**TASK**
Gather, from the data below, each line in which the word "nierówność" occurs.

Data records
......

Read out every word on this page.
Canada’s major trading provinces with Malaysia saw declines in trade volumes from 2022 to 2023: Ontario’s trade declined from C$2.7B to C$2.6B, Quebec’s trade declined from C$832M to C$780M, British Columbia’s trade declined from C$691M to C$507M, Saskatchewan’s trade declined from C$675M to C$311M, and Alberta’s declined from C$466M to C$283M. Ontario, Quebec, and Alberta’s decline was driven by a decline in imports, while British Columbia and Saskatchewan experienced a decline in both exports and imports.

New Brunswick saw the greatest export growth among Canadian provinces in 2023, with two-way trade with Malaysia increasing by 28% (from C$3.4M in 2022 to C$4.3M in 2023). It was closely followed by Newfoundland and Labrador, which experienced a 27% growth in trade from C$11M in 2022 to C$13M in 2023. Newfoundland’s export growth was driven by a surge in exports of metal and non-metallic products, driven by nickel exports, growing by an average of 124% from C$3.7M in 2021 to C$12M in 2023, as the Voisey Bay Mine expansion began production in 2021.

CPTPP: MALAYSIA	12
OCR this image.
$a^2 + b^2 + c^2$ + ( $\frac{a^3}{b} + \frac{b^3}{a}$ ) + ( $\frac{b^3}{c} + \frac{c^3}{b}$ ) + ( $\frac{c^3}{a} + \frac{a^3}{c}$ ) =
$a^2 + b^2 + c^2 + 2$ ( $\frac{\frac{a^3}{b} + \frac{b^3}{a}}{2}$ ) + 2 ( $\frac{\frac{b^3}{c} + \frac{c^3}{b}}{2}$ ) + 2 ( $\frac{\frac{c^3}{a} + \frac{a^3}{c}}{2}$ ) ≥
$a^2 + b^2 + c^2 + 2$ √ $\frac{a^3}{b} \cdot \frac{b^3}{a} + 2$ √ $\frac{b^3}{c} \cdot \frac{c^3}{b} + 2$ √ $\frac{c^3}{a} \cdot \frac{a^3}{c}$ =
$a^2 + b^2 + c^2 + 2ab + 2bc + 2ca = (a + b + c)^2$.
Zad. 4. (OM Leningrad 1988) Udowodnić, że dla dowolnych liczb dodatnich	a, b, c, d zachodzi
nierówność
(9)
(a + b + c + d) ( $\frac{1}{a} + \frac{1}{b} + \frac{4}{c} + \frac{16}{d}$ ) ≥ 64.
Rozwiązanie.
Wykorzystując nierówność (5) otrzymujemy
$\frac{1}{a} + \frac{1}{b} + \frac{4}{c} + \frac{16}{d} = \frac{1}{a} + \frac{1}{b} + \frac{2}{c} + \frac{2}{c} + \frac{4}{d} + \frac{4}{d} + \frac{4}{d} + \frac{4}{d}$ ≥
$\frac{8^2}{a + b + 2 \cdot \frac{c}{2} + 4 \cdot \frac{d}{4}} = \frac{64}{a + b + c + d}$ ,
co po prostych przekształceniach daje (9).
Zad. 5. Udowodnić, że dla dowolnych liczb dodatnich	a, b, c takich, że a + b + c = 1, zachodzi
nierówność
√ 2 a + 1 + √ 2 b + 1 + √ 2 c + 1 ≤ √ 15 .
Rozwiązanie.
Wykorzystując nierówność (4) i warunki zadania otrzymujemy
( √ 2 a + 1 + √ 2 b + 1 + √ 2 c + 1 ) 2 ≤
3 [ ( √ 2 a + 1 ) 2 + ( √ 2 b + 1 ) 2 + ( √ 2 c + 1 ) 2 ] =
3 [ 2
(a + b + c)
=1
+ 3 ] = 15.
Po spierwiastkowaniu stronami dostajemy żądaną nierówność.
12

......

**ANSWER TO THE TASK**
nierówność
Wykorzystując nierówność (5) otrzymujemy
nierówność
Wykorzystując nierówność (4) i warunki zadania otrzymujemy
Po spierwiastkowaniu stronami dostajemy żądaną nierówność.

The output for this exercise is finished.